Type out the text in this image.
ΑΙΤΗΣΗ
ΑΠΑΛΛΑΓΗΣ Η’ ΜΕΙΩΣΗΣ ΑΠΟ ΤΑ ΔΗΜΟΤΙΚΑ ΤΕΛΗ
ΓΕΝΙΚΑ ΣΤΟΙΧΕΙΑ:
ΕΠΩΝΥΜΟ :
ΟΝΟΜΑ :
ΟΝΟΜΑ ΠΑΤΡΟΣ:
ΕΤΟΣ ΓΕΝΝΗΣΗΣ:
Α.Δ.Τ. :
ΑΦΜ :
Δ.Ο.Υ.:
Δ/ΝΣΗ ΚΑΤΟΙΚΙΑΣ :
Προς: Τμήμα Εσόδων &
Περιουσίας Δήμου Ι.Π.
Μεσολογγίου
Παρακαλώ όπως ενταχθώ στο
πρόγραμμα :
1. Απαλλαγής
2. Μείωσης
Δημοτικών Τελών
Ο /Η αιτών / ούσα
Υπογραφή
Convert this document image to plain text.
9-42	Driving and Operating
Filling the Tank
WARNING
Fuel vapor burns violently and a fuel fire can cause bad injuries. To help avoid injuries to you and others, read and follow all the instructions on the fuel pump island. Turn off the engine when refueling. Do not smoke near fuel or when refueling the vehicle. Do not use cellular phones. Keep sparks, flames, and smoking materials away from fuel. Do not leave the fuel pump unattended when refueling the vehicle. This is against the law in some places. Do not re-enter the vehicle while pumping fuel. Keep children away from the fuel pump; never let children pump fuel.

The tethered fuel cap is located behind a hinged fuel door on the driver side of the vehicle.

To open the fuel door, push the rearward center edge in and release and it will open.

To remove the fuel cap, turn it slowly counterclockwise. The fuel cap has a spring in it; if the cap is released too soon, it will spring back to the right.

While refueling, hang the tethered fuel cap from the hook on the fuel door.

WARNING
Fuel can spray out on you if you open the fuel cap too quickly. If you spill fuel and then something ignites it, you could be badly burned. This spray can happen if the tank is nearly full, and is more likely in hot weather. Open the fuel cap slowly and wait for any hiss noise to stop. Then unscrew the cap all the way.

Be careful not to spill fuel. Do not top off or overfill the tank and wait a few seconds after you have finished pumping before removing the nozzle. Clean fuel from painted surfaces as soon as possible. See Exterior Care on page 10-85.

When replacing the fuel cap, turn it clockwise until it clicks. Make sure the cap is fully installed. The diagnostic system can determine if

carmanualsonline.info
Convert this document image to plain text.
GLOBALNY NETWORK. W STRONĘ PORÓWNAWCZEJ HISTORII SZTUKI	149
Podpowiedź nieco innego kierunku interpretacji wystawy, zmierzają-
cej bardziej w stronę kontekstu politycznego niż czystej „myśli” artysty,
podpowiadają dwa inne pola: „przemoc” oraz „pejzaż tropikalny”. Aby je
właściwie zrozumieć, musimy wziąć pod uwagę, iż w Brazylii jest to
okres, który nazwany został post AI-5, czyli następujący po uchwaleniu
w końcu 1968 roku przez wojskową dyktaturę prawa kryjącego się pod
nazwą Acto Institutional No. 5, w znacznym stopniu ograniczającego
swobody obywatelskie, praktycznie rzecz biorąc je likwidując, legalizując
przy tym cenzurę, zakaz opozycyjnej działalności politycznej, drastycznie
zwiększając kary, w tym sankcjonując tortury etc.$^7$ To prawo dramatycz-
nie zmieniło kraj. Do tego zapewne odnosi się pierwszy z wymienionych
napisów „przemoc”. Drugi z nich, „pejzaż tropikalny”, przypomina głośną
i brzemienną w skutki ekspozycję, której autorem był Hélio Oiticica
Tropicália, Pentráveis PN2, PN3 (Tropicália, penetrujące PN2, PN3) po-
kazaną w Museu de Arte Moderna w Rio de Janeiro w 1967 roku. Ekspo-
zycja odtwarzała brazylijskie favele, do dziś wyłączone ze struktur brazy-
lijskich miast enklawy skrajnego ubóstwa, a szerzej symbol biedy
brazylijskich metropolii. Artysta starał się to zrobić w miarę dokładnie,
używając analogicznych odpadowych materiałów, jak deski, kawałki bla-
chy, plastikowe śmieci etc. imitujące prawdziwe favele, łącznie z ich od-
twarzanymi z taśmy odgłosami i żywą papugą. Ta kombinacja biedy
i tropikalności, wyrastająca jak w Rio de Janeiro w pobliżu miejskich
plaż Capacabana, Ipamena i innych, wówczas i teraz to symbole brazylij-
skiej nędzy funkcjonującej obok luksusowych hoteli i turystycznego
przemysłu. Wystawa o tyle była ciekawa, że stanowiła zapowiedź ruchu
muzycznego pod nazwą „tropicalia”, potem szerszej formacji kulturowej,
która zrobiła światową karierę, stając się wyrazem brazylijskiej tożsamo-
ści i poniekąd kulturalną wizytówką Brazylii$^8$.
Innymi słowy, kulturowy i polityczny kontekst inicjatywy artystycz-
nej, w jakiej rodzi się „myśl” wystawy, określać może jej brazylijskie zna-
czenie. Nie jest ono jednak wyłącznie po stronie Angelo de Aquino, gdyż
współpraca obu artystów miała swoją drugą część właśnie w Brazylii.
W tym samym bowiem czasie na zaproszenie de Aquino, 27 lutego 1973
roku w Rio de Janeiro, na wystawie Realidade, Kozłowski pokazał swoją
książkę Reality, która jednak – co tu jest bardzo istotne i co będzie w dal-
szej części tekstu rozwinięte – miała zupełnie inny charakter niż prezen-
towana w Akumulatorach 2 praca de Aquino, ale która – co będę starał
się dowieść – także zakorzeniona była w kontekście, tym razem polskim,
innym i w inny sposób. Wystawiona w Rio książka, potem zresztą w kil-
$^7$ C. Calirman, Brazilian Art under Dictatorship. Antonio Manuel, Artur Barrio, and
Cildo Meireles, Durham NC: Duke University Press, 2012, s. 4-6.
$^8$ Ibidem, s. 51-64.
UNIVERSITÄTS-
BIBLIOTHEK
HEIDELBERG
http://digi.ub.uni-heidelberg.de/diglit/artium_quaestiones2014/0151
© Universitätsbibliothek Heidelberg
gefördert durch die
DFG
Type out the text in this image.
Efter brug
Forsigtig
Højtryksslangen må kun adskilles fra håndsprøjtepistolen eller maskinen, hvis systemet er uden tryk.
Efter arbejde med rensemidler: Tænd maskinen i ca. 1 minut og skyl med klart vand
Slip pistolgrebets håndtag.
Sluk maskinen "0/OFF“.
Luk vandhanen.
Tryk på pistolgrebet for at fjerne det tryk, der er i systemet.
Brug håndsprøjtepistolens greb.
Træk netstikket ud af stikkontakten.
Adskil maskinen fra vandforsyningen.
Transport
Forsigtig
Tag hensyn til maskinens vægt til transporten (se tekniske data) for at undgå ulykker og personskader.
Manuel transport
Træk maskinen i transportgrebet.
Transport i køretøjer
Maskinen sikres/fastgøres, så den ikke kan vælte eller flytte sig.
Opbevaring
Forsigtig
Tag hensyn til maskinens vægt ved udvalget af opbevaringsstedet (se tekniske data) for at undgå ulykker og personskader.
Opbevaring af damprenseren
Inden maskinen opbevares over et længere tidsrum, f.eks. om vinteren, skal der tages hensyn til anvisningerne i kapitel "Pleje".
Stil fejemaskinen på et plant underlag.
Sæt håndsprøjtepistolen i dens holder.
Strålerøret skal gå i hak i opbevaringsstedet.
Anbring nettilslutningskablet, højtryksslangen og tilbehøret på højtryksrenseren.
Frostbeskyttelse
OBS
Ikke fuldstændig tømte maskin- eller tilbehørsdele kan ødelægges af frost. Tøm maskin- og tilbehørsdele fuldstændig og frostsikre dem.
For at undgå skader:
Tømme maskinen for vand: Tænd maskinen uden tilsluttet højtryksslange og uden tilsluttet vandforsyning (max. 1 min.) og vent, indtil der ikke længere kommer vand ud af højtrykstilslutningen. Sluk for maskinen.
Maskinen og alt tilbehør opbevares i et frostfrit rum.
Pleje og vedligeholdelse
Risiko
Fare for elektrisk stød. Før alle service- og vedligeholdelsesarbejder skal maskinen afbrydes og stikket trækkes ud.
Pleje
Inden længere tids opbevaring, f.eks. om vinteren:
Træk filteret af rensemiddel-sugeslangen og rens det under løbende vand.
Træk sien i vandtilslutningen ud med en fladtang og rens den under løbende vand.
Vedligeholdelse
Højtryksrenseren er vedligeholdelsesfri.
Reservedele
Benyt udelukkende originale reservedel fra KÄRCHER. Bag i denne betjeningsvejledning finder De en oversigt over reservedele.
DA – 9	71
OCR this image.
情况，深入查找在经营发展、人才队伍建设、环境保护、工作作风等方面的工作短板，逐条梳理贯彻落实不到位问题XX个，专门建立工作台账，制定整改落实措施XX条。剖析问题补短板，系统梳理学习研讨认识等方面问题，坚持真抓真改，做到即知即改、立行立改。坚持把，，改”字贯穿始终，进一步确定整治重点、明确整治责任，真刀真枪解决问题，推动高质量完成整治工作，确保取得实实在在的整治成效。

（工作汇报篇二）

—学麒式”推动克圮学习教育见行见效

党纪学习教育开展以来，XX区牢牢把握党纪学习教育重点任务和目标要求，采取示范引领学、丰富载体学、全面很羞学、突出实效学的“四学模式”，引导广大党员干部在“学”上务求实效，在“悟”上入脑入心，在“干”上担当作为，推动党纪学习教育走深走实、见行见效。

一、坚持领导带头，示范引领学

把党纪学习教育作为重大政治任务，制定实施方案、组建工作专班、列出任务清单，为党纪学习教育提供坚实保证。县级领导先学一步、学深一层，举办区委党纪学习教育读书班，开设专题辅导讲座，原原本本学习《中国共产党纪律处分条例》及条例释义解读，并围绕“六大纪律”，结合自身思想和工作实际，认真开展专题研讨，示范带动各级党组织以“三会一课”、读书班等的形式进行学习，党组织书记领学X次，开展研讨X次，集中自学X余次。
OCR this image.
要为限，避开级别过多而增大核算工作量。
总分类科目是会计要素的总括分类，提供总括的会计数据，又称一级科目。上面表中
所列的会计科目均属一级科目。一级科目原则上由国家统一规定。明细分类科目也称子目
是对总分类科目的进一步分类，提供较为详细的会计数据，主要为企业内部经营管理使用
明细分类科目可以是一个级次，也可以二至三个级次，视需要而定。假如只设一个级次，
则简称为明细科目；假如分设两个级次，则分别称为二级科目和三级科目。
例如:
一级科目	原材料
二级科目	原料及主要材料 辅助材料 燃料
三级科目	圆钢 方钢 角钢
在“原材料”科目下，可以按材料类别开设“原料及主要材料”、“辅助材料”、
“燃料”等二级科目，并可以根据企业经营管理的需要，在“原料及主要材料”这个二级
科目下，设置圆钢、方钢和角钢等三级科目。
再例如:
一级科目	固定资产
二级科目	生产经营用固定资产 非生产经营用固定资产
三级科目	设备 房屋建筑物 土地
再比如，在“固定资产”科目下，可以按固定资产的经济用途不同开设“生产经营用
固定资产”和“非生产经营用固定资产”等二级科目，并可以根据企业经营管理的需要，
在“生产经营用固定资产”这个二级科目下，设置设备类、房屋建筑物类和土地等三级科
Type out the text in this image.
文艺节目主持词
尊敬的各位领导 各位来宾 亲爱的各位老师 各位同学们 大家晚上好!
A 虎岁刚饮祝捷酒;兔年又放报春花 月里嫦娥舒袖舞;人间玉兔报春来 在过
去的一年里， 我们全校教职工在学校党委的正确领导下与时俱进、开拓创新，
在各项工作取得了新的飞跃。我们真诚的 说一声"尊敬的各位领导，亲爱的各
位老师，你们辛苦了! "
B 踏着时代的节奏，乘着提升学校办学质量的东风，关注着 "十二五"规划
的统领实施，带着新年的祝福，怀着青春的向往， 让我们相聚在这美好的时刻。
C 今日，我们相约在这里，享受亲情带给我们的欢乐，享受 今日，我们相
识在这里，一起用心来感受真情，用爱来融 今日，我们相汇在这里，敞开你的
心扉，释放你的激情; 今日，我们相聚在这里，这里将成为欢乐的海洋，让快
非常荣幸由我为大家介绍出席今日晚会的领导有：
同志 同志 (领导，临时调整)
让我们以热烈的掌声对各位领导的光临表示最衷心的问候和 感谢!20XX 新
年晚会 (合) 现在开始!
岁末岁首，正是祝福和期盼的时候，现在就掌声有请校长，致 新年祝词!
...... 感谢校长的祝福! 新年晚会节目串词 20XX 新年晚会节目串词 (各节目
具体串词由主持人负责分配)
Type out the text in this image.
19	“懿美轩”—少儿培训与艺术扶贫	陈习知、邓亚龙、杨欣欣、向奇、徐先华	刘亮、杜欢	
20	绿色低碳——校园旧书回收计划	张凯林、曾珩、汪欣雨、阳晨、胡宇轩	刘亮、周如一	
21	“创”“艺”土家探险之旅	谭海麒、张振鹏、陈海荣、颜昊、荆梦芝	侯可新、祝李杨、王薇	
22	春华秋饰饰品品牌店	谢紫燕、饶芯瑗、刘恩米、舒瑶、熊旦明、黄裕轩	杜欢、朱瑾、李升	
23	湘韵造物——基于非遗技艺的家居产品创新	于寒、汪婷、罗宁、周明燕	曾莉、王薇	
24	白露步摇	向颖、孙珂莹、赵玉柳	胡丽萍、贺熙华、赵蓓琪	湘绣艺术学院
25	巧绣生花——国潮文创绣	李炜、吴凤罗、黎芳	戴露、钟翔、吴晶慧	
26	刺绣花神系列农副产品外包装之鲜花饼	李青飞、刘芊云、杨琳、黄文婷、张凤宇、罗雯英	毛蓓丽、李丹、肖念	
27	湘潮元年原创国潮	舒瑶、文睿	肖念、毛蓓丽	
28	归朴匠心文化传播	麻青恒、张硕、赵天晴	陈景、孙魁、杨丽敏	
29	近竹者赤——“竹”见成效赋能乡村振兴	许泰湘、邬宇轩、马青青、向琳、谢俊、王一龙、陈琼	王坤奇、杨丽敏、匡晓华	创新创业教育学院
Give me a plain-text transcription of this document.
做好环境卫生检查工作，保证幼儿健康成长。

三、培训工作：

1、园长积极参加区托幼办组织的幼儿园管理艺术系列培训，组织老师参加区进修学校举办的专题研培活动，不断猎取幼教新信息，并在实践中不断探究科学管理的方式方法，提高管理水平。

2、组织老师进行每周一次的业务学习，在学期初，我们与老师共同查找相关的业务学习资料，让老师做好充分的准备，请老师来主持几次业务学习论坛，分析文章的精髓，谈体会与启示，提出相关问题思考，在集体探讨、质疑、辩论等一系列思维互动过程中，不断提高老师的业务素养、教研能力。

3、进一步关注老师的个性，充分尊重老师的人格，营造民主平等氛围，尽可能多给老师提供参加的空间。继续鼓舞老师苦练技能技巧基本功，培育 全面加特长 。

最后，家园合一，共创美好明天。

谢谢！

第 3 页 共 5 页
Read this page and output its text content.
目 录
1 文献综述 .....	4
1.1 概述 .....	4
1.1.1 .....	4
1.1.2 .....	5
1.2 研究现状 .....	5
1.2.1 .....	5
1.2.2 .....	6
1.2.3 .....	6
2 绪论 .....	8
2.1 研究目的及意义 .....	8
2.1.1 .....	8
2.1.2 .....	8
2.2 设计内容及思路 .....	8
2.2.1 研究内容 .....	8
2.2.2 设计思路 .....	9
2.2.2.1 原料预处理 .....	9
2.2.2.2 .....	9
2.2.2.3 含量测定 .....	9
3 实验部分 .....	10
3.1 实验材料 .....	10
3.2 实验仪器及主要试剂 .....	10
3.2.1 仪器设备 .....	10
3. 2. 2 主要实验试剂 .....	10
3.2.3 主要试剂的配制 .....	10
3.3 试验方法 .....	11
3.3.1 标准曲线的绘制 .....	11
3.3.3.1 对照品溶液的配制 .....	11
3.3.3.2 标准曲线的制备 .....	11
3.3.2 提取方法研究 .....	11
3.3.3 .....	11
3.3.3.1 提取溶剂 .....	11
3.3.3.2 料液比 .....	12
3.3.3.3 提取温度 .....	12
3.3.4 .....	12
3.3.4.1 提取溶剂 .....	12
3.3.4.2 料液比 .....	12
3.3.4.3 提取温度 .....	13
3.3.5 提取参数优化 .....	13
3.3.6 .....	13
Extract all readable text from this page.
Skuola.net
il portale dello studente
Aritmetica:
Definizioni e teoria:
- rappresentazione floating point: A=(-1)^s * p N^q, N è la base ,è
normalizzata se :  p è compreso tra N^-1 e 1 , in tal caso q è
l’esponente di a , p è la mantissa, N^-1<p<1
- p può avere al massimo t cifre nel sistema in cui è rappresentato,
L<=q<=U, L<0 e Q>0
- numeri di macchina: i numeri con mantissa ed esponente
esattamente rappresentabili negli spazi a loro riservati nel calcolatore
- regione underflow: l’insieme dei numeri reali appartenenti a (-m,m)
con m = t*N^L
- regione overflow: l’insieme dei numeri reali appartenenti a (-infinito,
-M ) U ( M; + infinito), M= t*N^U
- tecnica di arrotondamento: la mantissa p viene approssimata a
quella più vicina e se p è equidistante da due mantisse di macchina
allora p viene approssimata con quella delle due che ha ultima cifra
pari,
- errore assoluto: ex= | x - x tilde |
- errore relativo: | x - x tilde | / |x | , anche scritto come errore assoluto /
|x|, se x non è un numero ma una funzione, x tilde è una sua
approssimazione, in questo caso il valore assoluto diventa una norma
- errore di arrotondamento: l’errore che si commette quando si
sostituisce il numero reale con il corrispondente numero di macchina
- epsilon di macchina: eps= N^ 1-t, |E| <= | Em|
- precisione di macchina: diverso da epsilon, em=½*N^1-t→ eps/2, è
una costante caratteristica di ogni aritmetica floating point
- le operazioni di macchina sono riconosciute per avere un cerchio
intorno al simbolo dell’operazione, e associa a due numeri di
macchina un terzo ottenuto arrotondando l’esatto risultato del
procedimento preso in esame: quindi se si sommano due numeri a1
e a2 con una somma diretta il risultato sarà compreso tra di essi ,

Exercise aim → In the lines above, locate the string "miała". Copy every line where it occurs.

The output →
współpraca obu artystów miała swoją drugą część właśnie w Brazylii.
szej części tekstu rozwinięte – miała zupełnie inny charakter niż prezen-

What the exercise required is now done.